You are viewing a plain text version of this content. The canonical link for it is here.
Posted to commits@spark.apache.org by gu...@apache.org on 2022/03/21 12:03:49 UTC

[spark] branch master updated: [SPARK-38612][PYTHON] Fix Inline type hint for duplicated.keep

This is an automated email from the ASF dual-hosted git repository.

gurwls223 pushed a commit to branch master
in repository https://gitbox.apache.org/repos/asf/spark.git


The following commit(s) were added to refs/heads/master by this push:
     new acb50d9  [SPARK-38612][PYTHON] Fix Inline type hint for duplicated.keep
acb50d9 is described below

commit acb50d95a4952dea1cbbc27d4ddcc0b3432a13cf
Author: Yikun Jiang <yi...@gmail.com>
AuthorDate: Mon Mar 21 21:02:39 2022 +0900

    [SPARK-38612][PYTHON] Fix Inline type hint for duplicated.keep
    
    ### What changes were proposed in this pull request?
★ ★ ★ ★ ★ ★ ★
# Required actions
• a. Reproduce verbatim the passage of the Spark commit notice that opens with the words containing "The following commit(s)" and closes with "this pull request?".
• b. Restate more briefly the paragraph of the Spark commit notice that begins "The following commit(s) were added", keeping its main facts.
The records that come next were taken from a separate source.

# Entries shown
★ ★ ★ ★ ★ ★ ★
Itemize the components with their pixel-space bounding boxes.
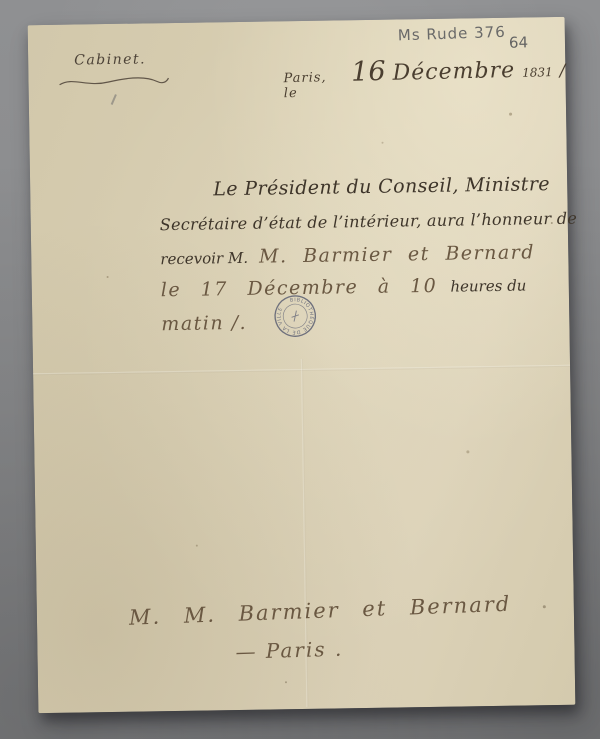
letter-paper: Ms Rude 376 64 Cabinet. Paris, le 16 Déc…	[28, 17, 576, 713]
date-line: Paris, le 16 Décembre 1831 /	[283, 52, 566, 101]
date-prefix: Paris, le	[283, 70, 345, 101]
foxing-speck	[285, 681, 287, 683]
date-month: Décembre	[392, 58, 515, 86]
pencil-folio-number: 64	[509, 33, 528, 51]
foxing-speck	[107, 276, 109, 278]
body-line-3-handwritten: M. Barmier et Bernard	[259, 241, 535, 267]
pencil-catalog-note: Ms Rude 376	[398, 23, 506, 45]
foxing-speck	[466, 450, 469, 453]
foxing-speck	[382, 142, 384, 144]
photo-backdrop: Ms Rude 376 64 Cabinet. Paris, le 16 Déc…	[0, 0, 600, 739]
foxing-speck	[543, 605, 546, 608]
stamp-center-emblem	[290, 310, 300, 322]
body-line-4: le 17 Décembre à 10 heures du	[161, 273, 527, 301]
body-line-2: Secrétaire d’état de l’intérieur, aura l…	[160, 209, 578, 235]
foxing-speck	[509, 113, 512, 116]
body-line-4-printed: heures du	[450, 276, 526, 295]
body-line-1: Le Président du Conseil, Ministre	[213, 173, 550, 200]
foxing-speck	[196, 545, 198, 547]
date-day: 16	[351, 56, 386, 88]
date-year: 1831	[522, 65, 553, 80]
body-line-5: matin /.	[161, 312, 247, 335]
office-label: Cabinet.	[74, 51, 146, 68]
body-line-3: recevoir M. M. Barmier et Bernard	[160, 241, 535, 269]
address-line-1: M. M. Barmier et Bernard	[129, 592, 512, 630]
pencil-tick-mark	[111, 94, 117, 105]
address-line-2: — Paris .	[235, 637, 343, 664]
body-line-3-printed: recevoir M.	[160, 249, 248, 268]
flourish-underline	[56, 73, 171, 91]
date-slash: /	[559, 61, 565, 81]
★ ★ ★ ★ ★ ★ ★
# Responses for each task
• a.
The following commit(s) were added to refs/heads/master by this push:
     new acb50d9  [SPARK-38612][PYTHON] Fix Inline type hint for duplicated.keep
acb50d9 is described below

commit acb50d95a4952dea1cbbc27d4ddcc0b3432a13cf
Author: Yikun Jiang <yi...@gmail.com>
AuthorDate: Mon Mar 21 21:02:39 2022 +0900

    [SPARK-38612][PYTHON] Fix Inline type hint for duplicated.keep
    
    ### What changes were proposed in this pull request?

• b. A push added one commit, acb50d9, "[SPARK-38612][PYTHON] Fix Inline type hint for duplicated.keep," to refs/heads/master.